## GOAL
Restate the whole listing word for word. Pictures are left out.

## INPUT FOR THIS TASK
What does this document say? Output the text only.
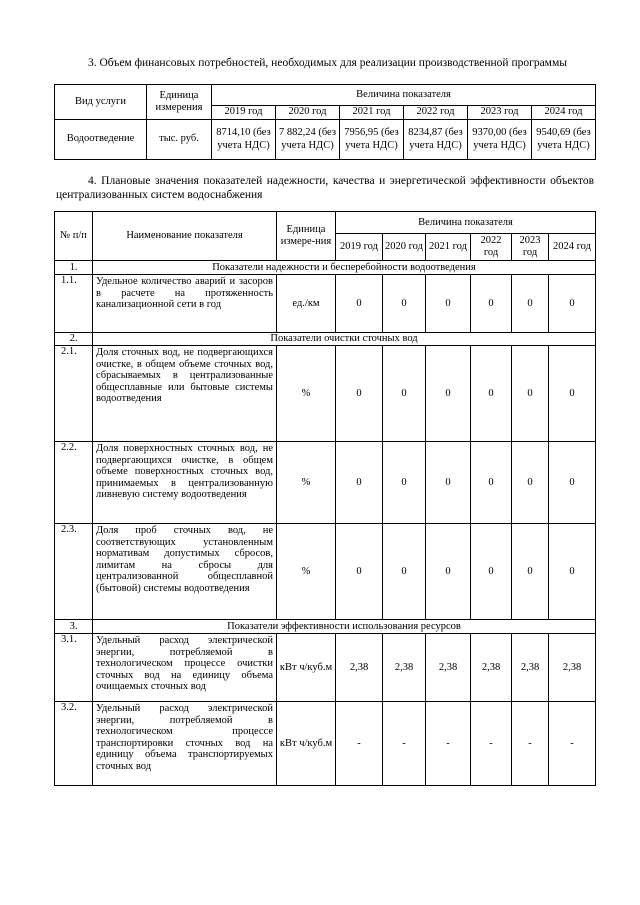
3. Объем финансовых потребностей, необходимых для реализации производственной программы
Вид услуги	Единица измерения	Величина показателя					
		2019 год	2020 год	2021 год	2022 год	2023 год	2024 год
Водоотведение	тыс. руб.	8714,10 (без учета НДС)	7 882,24 (без учета НДС)	7956,95 (без учета НДС)	8234,87 (без учета НДС)	9370,00 (без учета НДС)	9540,69 (без учета НДС)
4. Плановые значения показателей надежности, качества и энергетической эффективности объектов централизованных систем водоснабжения
№ п/п	Наименование показателя	Единица измере-ния	Величина показателя					
			2019 год	2020 год	2021 год	2022 год	2023 год	2024 год
1.	Показатели надежности и бесперебойности водоотведения							
1.1.	Удельное количество аварий и засоров в расчете на протяженность канализационной сети в год	ед./км	0	0	0	0	0	0
2.	Показатели очистки сточных вод							
2.1.	Доля сточных вод, не подвергающихся очистке, в общем объеме сточных вод, сбрасываемых в централизованные общесплавные или бытовые системы водоотведения	%	0	0	0	0	0	0
2.2.	Доля поверхностных сточных вод, не подвергающихся очистке, в общем объеме поверхностных сточных вод, принимаемых в централизованную ливневую систему водоотведения	%	0	0	0	0	0	0
2.3.	Доля проб сточных вод, не соответствующих установленным нормативам допустимых сбросов, лимитам на сбросы для централизованной общесплавной (бытовой) системы водоотведения	%	0	0	0	0	0	0
3.	Показатели эффективности использования ресурсов							
3.1.	Удельный расход электрической энергии, потребляемой в технологическом процессе очистки сточных вод на единицу объема очищаемых сточных вод	кВт ч/куб.м	2,38	2,38	2,38	2,38	2,38	2,38
3.2.	Удельный расход электрической энергии, потребляемой в технологическом процессе транспортировки сточных вод на единицу объема транспортируемых сточных вод	кВт ч/куб.м	-	-	-	-	-	-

## EXERCISE SOLUTION
What does this document say? Output the text only.
3. Объем финансовых потребностей, необходимых для реализации производственной программы
Вид услуги	Единица измерения	Величина показателя					
		2019 год	2020 год	2021 год	2022 год	2023 год	2024 год
Водоотведение	тыс. руб.	8714,10 (без учета НДС)	7 882,24 (без учета НДС)	7956,95 (без учета НДС)	8234,87 (без учета НДС)	9370,00 (без учета НДС)	9540,69 (без учета НДС)
4. Плановые значения показателей надежности, качества и энергетической эффективности объектов централизованных систем водоснабжения
№ п/п	Наименование показателя	Единица измере-ния	Величина показателя					
			2019 год	2020 год	2021 год	2022 год	2023 год	2024 год
1.	Показатели надежности и бесперебойности водоотведения							
1.1.	Удельное количество аварий и засоров в расчете на протяженность канализационной сети в год	ед./км	0	0	0	0	0	0
2.	Показатели очистки сточных вод							
2.1.	Доля сточных вод, не подвергающихся очистке, в общем объеме сточных вод, сбрасываемых в централизованные общесплавные или бытовые системы водоотведения	%	0	0	0	0	0	0
2.2.	Доля поверхностных сточных вод, не подвергающихся очистке, в общем объеме поверхностных сточных вод, принимаемых в централизованную ливневую систему водоотведения	%	0	0	0	0	0	0
2.3.	Доля проб сточных вод, не соответствующих установленным нормативам допустимых сбросов, лимитам на сбросы для централизованной общесплавной (бытовой) системы водоотведения	%	0	0	0	0	0	0
3.	Показатели эффективности использования ресурсов							
3.1.	Удельный расход электрической энергии, потребляемой в технологическом процессе очистки сточных вод на единицу объема очищаемых сточных вод	кВт ч/куб.м	2,38	2,38	2,38	2,38	2,38	2,38
3.2.	Удельный расход электрической энергии, потребляемой в технологическом процессе транспортировки сточных вод на единицу объема транспортируемых сточных вод	кВт ч/куб.м	-	-	-	-	-	-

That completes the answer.